TASK DESCRIPTION
Copy the stretch of entries from the line containing "- scroll-right-button[interactable]: [824, 418, 834, 429]" through the line containing "- y-tick-label: 30%: [20, 323, 40, 334]", replacing "data-label" with "value-label" and leaving everything else unchanged.

-- start of RECORDS PROVIDED --

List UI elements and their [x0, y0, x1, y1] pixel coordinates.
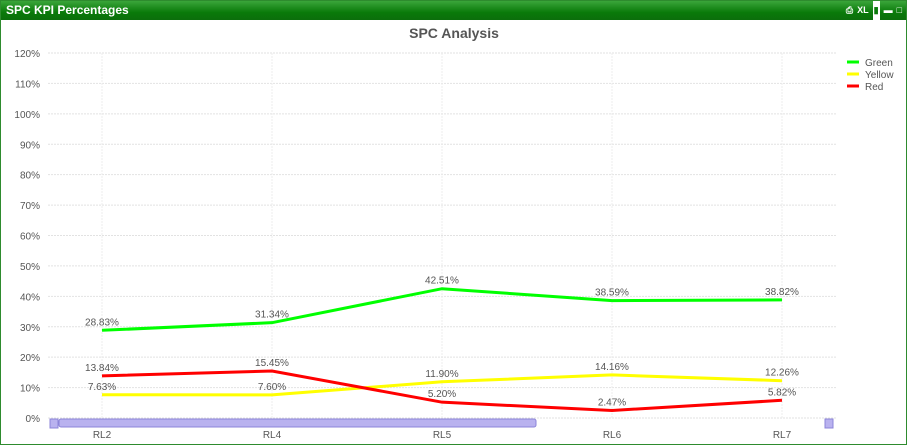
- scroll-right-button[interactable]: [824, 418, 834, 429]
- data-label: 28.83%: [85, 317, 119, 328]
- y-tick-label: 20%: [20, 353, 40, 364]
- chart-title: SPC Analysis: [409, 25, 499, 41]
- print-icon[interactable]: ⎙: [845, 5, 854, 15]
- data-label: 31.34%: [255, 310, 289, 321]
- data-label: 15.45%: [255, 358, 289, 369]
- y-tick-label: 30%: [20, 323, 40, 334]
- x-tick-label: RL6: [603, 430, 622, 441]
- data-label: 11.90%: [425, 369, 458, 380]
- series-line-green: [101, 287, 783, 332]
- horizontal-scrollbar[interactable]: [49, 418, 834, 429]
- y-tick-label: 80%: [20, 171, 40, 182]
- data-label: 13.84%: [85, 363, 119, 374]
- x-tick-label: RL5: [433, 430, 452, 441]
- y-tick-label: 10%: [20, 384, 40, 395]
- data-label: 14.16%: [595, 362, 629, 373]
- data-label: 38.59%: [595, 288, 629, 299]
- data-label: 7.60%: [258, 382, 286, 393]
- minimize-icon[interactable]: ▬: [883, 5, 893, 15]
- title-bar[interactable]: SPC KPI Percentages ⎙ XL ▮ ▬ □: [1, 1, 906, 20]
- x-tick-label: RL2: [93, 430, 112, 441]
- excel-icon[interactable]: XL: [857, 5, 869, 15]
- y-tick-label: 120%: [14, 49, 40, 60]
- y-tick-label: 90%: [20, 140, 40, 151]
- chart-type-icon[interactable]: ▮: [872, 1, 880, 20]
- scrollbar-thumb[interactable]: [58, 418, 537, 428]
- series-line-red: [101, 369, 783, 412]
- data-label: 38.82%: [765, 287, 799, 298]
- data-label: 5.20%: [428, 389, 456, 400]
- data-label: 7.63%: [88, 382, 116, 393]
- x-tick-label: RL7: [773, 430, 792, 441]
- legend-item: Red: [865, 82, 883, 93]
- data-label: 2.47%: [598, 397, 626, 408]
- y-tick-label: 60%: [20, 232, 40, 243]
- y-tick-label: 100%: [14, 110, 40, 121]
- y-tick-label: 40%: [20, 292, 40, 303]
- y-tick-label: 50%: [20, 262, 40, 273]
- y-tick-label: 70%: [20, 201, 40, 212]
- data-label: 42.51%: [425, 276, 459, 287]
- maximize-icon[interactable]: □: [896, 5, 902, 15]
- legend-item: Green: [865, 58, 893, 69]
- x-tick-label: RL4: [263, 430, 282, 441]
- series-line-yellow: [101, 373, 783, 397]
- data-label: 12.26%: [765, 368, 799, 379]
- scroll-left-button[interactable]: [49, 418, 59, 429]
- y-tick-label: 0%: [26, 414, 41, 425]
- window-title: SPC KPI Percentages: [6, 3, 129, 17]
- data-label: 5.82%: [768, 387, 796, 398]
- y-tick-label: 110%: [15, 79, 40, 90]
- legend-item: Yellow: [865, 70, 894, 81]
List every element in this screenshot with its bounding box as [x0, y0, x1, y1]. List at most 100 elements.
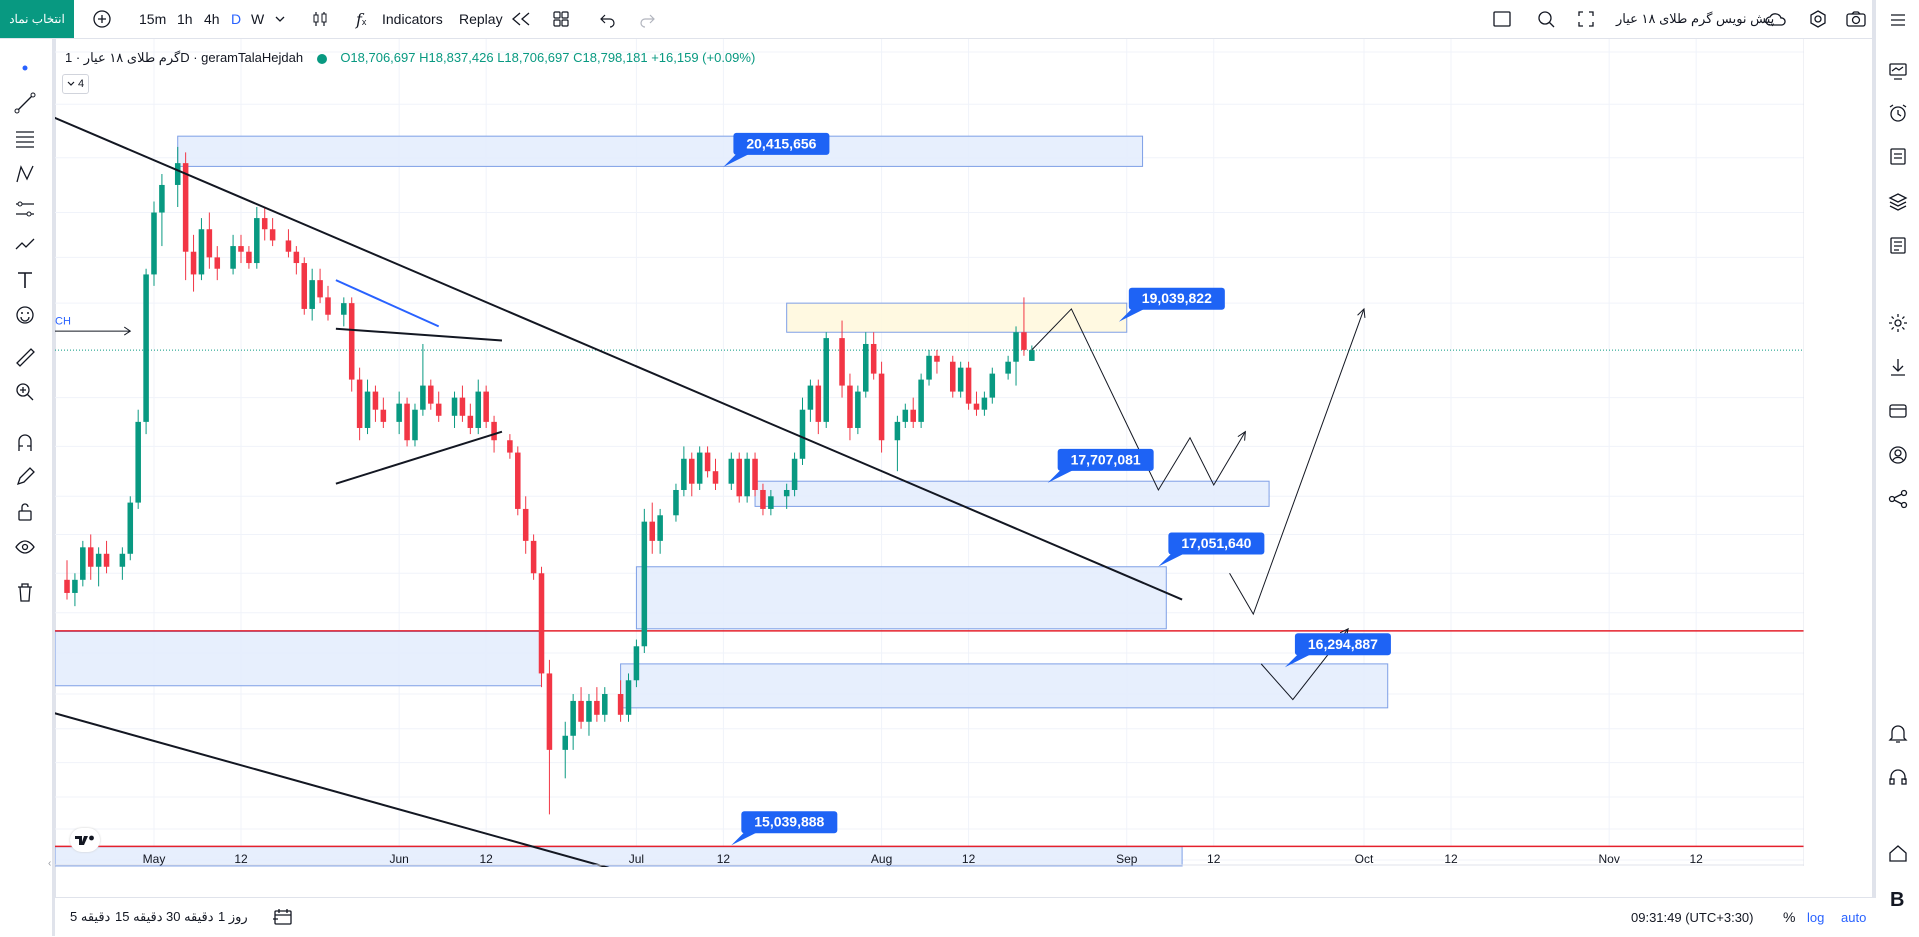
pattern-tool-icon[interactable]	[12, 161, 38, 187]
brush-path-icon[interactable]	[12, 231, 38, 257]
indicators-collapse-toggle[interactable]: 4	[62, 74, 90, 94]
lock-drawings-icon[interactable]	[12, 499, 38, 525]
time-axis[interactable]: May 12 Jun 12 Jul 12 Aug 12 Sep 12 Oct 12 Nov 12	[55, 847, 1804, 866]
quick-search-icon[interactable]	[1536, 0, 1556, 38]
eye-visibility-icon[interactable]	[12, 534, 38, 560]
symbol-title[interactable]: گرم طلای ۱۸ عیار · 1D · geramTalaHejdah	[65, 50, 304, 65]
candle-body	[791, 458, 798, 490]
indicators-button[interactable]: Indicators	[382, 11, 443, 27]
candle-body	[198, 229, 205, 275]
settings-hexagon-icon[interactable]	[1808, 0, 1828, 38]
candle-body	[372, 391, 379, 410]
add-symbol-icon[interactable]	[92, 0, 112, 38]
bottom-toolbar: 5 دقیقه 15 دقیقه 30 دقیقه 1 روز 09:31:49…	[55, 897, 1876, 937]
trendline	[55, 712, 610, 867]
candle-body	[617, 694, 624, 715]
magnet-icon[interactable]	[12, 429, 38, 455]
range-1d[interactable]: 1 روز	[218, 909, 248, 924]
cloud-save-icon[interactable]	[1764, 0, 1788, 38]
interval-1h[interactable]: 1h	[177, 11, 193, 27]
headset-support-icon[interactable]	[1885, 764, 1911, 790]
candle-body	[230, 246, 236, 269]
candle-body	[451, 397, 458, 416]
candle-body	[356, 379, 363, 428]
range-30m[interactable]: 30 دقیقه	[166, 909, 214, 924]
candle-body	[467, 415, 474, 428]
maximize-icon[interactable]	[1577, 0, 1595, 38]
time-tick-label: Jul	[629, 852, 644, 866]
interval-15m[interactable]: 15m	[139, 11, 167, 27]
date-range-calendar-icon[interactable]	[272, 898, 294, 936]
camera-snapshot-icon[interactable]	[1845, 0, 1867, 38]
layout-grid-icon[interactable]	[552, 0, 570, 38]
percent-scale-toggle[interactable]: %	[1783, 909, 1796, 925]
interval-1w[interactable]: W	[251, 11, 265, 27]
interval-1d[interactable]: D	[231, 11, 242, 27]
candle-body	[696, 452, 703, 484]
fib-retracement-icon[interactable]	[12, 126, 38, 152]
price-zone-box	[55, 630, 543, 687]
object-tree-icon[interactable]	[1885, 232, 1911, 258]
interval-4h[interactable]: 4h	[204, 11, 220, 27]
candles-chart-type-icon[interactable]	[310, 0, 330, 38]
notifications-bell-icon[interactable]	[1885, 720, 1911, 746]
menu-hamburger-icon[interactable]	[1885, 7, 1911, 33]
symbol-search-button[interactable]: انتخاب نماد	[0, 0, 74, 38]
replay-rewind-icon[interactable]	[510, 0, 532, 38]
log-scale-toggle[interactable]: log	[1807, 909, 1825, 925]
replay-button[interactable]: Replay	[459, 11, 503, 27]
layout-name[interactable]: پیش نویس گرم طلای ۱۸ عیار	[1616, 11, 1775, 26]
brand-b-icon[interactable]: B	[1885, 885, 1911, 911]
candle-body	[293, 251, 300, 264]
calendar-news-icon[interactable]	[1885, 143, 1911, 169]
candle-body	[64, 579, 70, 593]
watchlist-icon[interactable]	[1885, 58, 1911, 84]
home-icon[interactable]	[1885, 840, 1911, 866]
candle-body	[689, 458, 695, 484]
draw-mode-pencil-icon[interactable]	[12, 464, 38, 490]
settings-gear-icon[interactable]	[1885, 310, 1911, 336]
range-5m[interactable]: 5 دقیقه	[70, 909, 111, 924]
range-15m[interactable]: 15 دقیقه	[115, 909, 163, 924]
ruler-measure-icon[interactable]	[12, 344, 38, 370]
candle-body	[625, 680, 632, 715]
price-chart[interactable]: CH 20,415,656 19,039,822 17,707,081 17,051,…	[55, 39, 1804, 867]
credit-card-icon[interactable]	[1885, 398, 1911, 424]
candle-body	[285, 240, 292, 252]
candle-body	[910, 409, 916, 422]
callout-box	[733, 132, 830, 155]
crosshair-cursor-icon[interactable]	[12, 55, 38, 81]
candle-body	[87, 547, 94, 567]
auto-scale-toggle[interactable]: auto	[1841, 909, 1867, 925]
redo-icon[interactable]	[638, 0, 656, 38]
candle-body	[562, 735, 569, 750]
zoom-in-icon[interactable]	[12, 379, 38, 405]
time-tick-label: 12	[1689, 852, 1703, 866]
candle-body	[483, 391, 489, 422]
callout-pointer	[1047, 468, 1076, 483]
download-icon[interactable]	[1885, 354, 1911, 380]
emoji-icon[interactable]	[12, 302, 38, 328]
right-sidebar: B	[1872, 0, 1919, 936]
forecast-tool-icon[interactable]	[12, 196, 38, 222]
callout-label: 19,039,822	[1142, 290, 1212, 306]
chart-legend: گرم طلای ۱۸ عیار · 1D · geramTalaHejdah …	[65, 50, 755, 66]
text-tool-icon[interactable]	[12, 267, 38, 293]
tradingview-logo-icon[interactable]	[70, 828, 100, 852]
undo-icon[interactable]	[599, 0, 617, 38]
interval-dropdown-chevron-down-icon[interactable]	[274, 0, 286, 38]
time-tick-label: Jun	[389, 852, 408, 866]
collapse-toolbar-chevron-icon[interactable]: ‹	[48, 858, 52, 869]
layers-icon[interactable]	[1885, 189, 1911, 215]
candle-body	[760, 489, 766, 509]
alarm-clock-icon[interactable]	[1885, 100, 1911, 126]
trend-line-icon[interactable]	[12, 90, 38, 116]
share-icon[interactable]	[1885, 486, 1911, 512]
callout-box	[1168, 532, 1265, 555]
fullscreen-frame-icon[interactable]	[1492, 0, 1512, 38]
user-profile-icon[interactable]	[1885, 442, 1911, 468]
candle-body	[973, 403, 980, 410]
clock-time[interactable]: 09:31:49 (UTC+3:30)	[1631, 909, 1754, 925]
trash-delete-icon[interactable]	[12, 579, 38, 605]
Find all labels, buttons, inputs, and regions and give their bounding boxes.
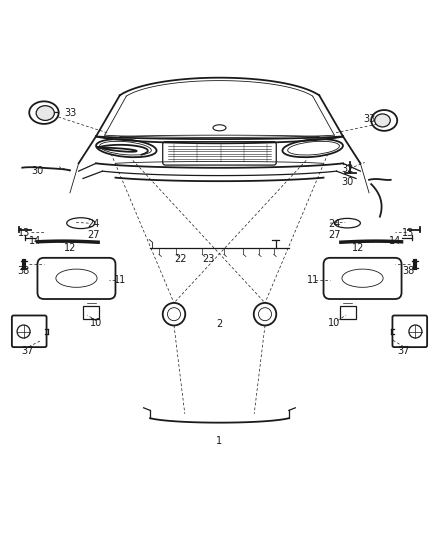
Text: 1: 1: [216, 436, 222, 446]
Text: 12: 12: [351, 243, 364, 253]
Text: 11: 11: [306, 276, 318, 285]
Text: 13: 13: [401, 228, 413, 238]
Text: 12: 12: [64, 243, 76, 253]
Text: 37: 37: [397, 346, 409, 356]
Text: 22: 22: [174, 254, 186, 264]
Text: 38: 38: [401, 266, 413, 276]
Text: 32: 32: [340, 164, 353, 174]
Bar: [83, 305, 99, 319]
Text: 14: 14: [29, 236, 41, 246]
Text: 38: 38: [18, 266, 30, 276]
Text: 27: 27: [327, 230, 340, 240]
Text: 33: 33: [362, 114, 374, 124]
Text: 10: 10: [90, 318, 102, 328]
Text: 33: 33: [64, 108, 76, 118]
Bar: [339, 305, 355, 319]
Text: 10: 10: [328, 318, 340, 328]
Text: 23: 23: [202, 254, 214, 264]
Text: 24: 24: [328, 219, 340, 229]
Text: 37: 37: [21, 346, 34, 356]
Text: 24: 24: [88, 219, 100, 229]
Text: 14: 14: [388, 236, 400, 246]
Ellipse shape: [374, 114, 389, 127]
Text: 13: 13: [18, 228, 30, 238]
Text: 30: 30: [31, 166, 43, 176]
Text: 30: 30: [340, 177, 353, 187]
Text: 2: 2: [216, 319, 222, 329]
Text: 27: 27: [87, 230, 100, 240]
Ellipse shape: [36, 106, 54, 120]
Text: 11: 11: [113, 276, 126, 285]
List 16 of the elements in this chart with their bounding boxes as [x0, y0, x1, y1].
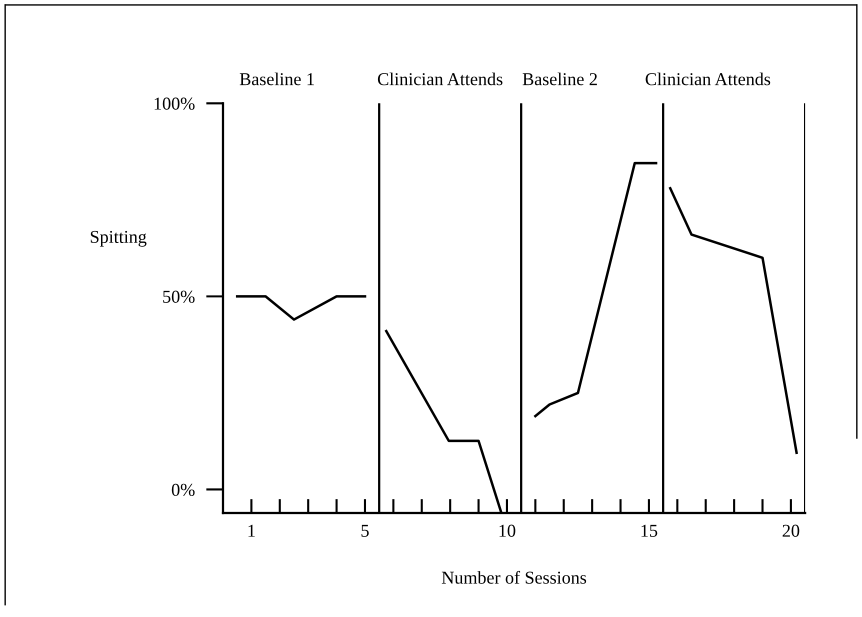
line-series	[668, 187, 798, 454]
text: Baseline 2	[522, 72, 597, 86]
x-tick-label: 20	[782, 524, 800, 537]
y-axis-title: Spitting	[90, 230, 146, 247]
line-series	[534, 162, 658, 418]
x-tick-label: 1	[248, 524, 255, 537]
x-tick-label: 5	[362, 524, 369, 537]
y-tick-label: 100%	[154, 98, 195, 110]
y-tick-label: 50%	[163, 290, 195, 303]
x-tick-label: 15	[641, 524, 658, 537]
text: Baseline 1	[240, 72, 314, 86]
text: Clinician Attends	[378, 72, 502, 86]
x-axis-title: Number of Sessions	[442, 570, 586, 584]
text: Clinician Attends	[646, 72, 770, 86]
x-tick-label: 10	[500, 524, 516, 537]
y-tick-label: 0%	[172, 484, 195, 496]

-- end of RECORDS PROVIDED --

REPLY TO THE TASK
- scroll-right-button[interactable]: [824, 418, 834, 429]
- value-label: 28.83%: [85, 317, 119, 328]
- y-tick-label: 20%: [20, 353, 40, 364]
- chart-title: SPC Analysis: [409, 25, 499, 41]
- print-icon[interactable]: ⎙: [845, 5, 854, 15]
- value-label: 31.34%: [255, 310, 289, 321]
- value-label: 15.45%: [255, 358, 289, 369]
- y-tick-label: 30%: [20, 323, 40, 334]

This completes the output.